REQUIRED TASK :: In how many lines of the data does the word "name" appear? Give the number by itself.

DATA SUPPLIED ::

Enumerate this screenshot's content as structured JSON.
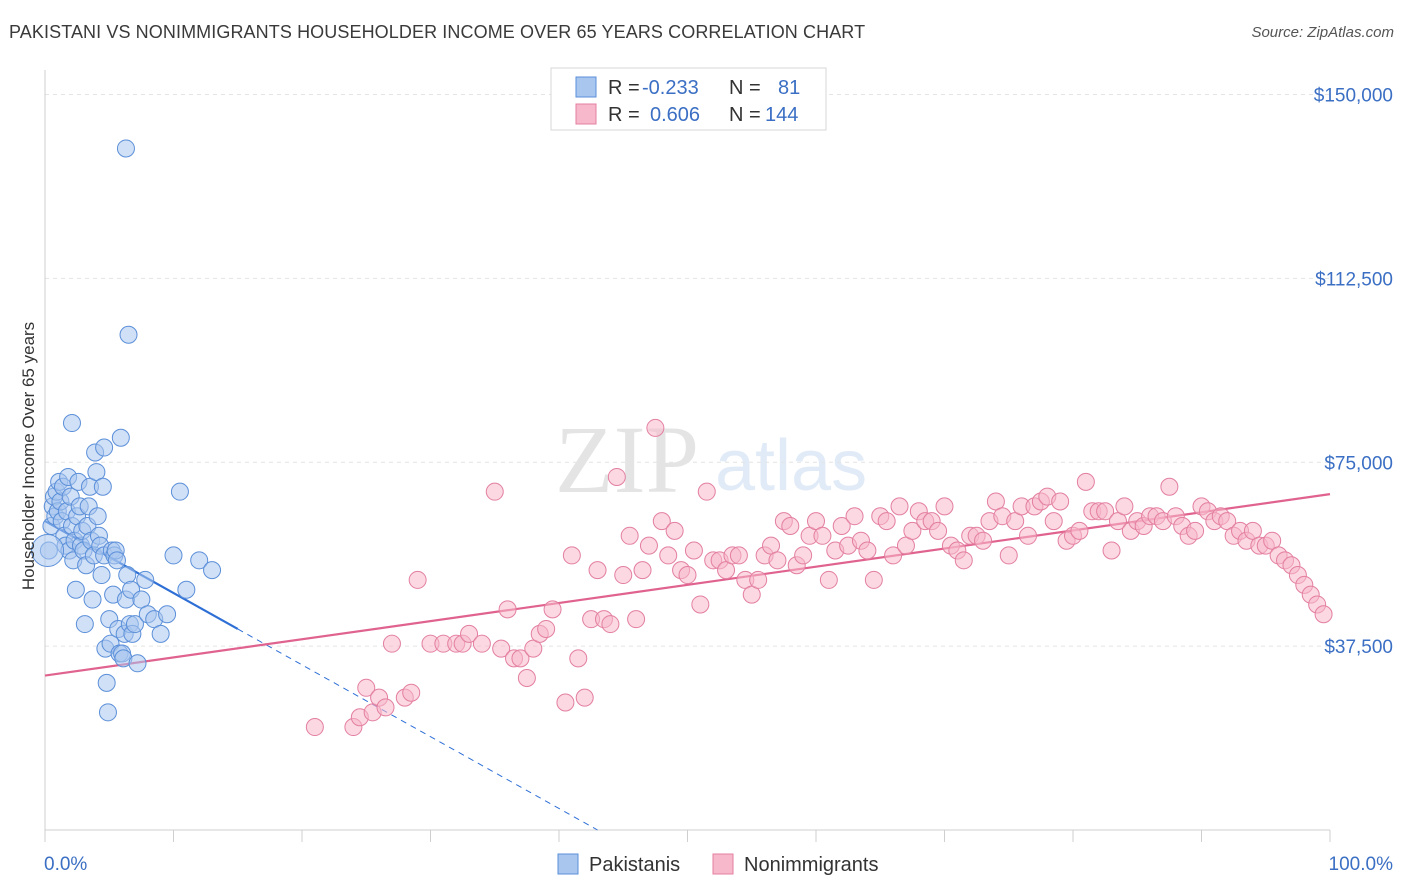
{
  "header": {
    "title": "PAKISTANI VS NONIMMIGRANTS HOUSEHOLDER INCOME OVER 65 YEARS CORRELATION CHART",
    "source": "Source: ZipAtlas.com"
  },
  "watermark": {
    "zip": "ZIP",
    "atlas": "atlas"
  },
  "legend": {
    "rows": [
      {
        "r_label": "R =",
        "r_value": "-0.233",
        "n_label": "N =",
        "n_value": "81",
        "color": "#a9c6ef",
        "stroke": "#5b8fd9"
      },
      {
        "r_label": "R =",
        "r_value": "0.606",
        "n_label": "N =",
        "n_value": "144",
        "color": "#f7b8cb",
        "stroke": "#e37fa0"
      }
    ]
  },
  "bottom_legend": [
    {
      "label": "Pakistanis",
      "color": "#a9c6ef",
      "stroke": "#5b8fd9"
    },
    {
      "label": "Nonimmigrants",
      "color": "#f7b8cb",
      "stroke": "#e37fa0"
    }
  ],
  "chart_data": {
    "type": "scatter",
    "title": "PAKISTANI VS NONIMMIGRANTS HOUSEHOLDER INCOME OVER 65 YEARS CORRELATION CHART",
    "xlabel": "",
    "ylabel": "Householder Income Over 65 years",
    "xlim": [
      0,
      100
    ],
    "ylim": [
      0,
      155000
    ],
    "x_tick_labels": [
      "0.0%",
      "100.0%"
    ],
    "y_ticks": [
      37500,
      75000,
      112500,
      150000
    ],
    "y_tick_labels": [
      "$37,500",
      "$75,000",
      "$112,500",
      "$150,000"
    ],
    "grid": true,
    "series": [
      {
        "name": "Pakistanis",
        "color": "#a9c6ef",
        "stroke": "#5b8fd9",
        "trend": {
          "x0": 0,
          "y0": 63000,
          "x1": 15,
          "y1": 41000,
          "dash_to_x": 43,
          "dash_to_y": 0
        },
        "points": [
          [
            0.3,
            57000
          ],
          [
            0.5,
            62000
          ],
          [
            0.6,
            66000
          ],
          [
            0.7,
            68000
          ],
          [
            0.8,
            64000
          ],
          [
            0.9,
            69000
          ],
          [
            1.0,
            65000
          ],
          [
            1.1,
            71000
          ],
          [
            1.2,
            67000
          ],
          [
            1.3,
            63000
          ],
          [
            1.4,
            70000
          ],
          [
            1.5,
            60000
          ],
          [
            1.6,
            58000
          ],
          [
            1.7,
            65000
          ],
          [
            1.8,
            72000
          ],
          [
            1.9,
            57000
          ],
          [
            2.0,
            68000
          ],
          [
            2.1,
            62000
          ],
          [
            2.2,
            55000
          ],
          [
            2.3,
            59000
          ],
          [
            2.4,
            49000
          ],
          [
            2.5,
            64000
          ],
          [
            2.6,
            71000
          ],
          [
            2.7,
            66000
          ],
          [
            2.8,
            58000
          ],
          [
            2.9,
            61000
          ],
          [
            3.0,
            57000
          ],
          [
            3.1,
            42000
          ],
          [
            3.2,
            54000
          ],
          [
            3.3,
            62000
          ],
          [
            3.4,
            66000
          ],
          [
            3.5,
            70000
          ],
          [
            3.6,
            59000
          ],
          [
            3.7,
            47000
          ],
          [
            3.8,
            56000
          ],
          [
            3.9,
            77000
          ],
          [
            4.0,
            73000
          ],
          [
            4.1,
            64000
          ],
          [
            4.2,
            60000
          ],
          [
            4.3,
            58000
          ],
          [
            4.4,
            52000
          ],
          [
            4.5,
            70000
          ],
          [
            4.6,
            56000
          ],
          [
            4.7,
            37000
          ],
          [
            4.8,
            30000
          ],
          [
            4.9,
            24000
          ],
          [
            5.0,
            43000
          ],
          [
            5.1,
            38000
          ],
          [
            5.2,
            57000
          ],
          [
            5.3,
            48000
          ],
          [
            5.4,
            56000
          ],
          [
            5.5,
            57000
          ],
          [
            5.6,
            55000
          ],
          [
            5.7,
            41000
          ],
          [
            5.8,
            36000
          ],
          [
            5.9,
            80000
          ],
          [
            6.0,
            36000
          ],
          [
            6.1,
            35000
          ],
          [
            6.2,
            40000
          ],
          [
            6.3,
            47000
          ],
          [
            6.4,
            52000
          ],
          [
            6.5,
            101000
          ],
          [
            6.6,
            42000
          ],
          [
            6.7,
            49000
          ],
          [
            6.8,
            40000
          ],
          [
            7.0,
            42000
          ],
          [
            7.2,
            34000
          ],
          [
            7.5,
            47000
          ],
          [
            7.8,
            51000
          ],
          [
            8.0,
            44000
          ],
          [
            8.5,
            43000
          ],
          [
            9.0,
            40000
          ],
          [
            9.5,
            44000
          ],
          [
            10.0,
            56000
          ],
          [
            10.5,
            69000
          ],
          [
            11.0,
            49000
          ],
          [
            12.0,
            55000
          ],
          [
            13.0,
            53000
          ],
          [
            6.3,
            139000
          ],
          [
            2.1,
            83000
          ],
          [
            4.6,
            78000
          ]
        ]
      },
      {
        "name": "Nonimmigrants",
        "color": "#f7b8cb",
        "stroke": "#e37fa0",
        "trend": {
          "x0": 0,
          "y0": 31500,
          "x1": 100,
          "y1": 68500
        },
        "points": [
          [
            21,
            21000
          ],
          [
            24,
            21000
          ],
          [
            24.5,
            23000
          ],
          [
            25,
            29000
          ],
          [
            25.5,
            24000
          ],
          [
            26,
            27000
          ],
          [
            26.5,
            25000
          ],
          [
            27,
            38000
          ],
          [
            28,
            27000
          ],
          [
            28.5,
            28000
          ],
          [
            29,
            51000
          ],
          [
            30,
            38000
          ],
          [
            31,
            38000
          ],
          [
            32,
            38000
          ],
          [
            32.5,
            38000
          ],
          [
            33,
            40000
          ],
          [
            34,
            38000
          ],
          [
            35,
            69000
          ],
          [
            35.5,
            37000
          ],
          [
            36,
            45000
          ],
          [
            36.5,
            35000
          ],
          [
            37,
            35000
          ],
          [
            37.5,
            31000
          ],
          [
            38,
            37000
          ],
          [
            38.5,
            40000
          ],
          [
            39,
            41000
          ],
          [
            39.5,
            45000
          ],
          [
            40.5,
            26000
          ],
          [
            41,
            56000
          ],
          [
            41.5,
            35000
          ],
          [
            42,
            27000
          ],
          [
            42.5,
            43000
          ],
          [
            43,
            53000
          ],
          [
            43.5,
            43000
          ],
          [
            44,
            42000
          ],
          [
            44.5,
            72000
          ],
          [
            45,
            52000
          ],
          [
            45.5,
            60000
          ],
          [
            46,
            43000
          ],
          [
            46.5,
            53000
          ],
          [
            47,
            58000
          ],
          [
            47.5,
            82000
          ],
          [
            48,
            63000
          ],
          [
            48.5,
            56000
          ],
          [
            49,
            61000
          ],
          [
            49.5,
            53000
          ],
          [
            50,
            52000
          ],
          [
            50.5,
            57000
          ],
          [
            51,
            46000
          ],
          [
            51.5,
            69000
          ],
          [
            52,
            55000
          ],
          [
            52.5,
            55000
          ],
          [
            53,
            53000
          ],
          [
            53.5,
            56000
          ],
          [
            54,
            56000
          ],
          [
            54.5,
            51000
          ],
          [
            55,
            48000
          ],
          [
            55.5,
            51000
          ],
          [
            56,
            56000
          ],
          [
            56.5,
            58000
          ],
          [
            57,
            55000
          ],
          [
            57.5,
            63000
          ],
          [
            58,
            62000
          ],
          [
            58.5,
            54000
          ],
          [
            59,
            56000
          ],
          [
            59.5,
            60000
          ],
          [
            60,
            63000
          ],
          [
            60.5,
            60000
          ],
          [
            61,
            51000
          ],
          [
            61.5,
            57000
          ],
          [
            62,
            62000
          ],
          [
            62.5,
            58000
          ],
          [
            63,
            64000
          ],
          [
            63.5,
            59000
          ],
          [
            64,
            57000
          ],
          [
            64.5,
            51000
          ],
          [
            65,
            64000
          ],
          [
            65.5,
            63000
          ],
          [
            66,
            56000
          ],
          [
            66.5,
            66000
          ],
          [
            67,
            58000
          ],
          [
            67.5,
            61000
          ],
          [
            68,
            65000
          ],
          [
            68.5,
            63000
          ],
          [
            69,
            63000
          ],
          [
            69.5,
            61000
          ],
          [
            70,
            66000
          ],
          [
            70.5,
            58000
          ],
          [
            71,
            57000
          ],
          [
            71.5,
            55000
          ],
          [
            72,
            60000
          ],
          [
            72.5,
            60000
          ],
          [
            73,
            59000
          ],
          [
            73.5,
            63000
          ],
          [
            74,
            67000
          ],
          [
            74.5,
            64000
          ],
          [
            75,
            56000
          ],
          [
            75.5,
            63000
          ],
          [
            76,
            66000
          ],
          [
            76.5,
            60000
          ],
          [
            77,
            66000
          ],
          [
            77.5,
            67000
          ],
          [
            78,
            68000
          ],
          [
            78.5,
            63000
          ],
          [
            79,
            67000
          ],
          [
            79.5,
            59000
          ],
          [
            80,
            60000
          ],
          [
            80.5,
            61000
          ],
          [
            81,
            71000
          ],
          [
            81.5,
            65000
          ],
          [
            82,
            65000
          ],
          [
            82.5,
            65000
          ],
          [
            83,
            57000
          ],
          [
            83.5,
            63000
          ],
          [
            84,
            66000
          ],
          [
            84.5,
            61000
          ],
          [
            85,
            63000
          ],
          [
            85.5,
            62000
          ],
          [
            86,
            64000
          ],
          [
            86.5,
            64000
          ],
          [
            87,
            63000
          ],
          [
            87.5,
            70000
          ],
          [
            88,
            64000
          ],
          [
            88.5,
            62000
          ],
          [
            89,
            60000
          ],
          [
            89.5,
            61000
          ],
          [
            90,
            66000
          ],
          [
            90.5,
            65000
          ],
          [
            91,
            63000
          ],
          [
            91.5,
            64000
          ],
          [
            92,
            63000
          ],
          [
            92.5,
            60000
          ],
          [
            93,
            61000
          ],
          [
            93.5,
            59000
          ],
          [
            94,
            61000
          ],
          [
            94.5,
            58000
          ],
          [
            95,
            58000
          ],
          [
            95.5,
            59000
          ],
          [
            96,
            56000
          ],
          [
            96.5,
            55000
          ],
          [
            97,
            54000
          ],
          [
            97.5,
            52000
          ],
          [
            98,
            50000
          ],
          [
            98.5,
            48000
          ],
          [
            99,
            46000
          ],
          [
            99.5,
            44000
          ]
        ]
      }
    ]
  }
}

SOLUTION BELOW :: 2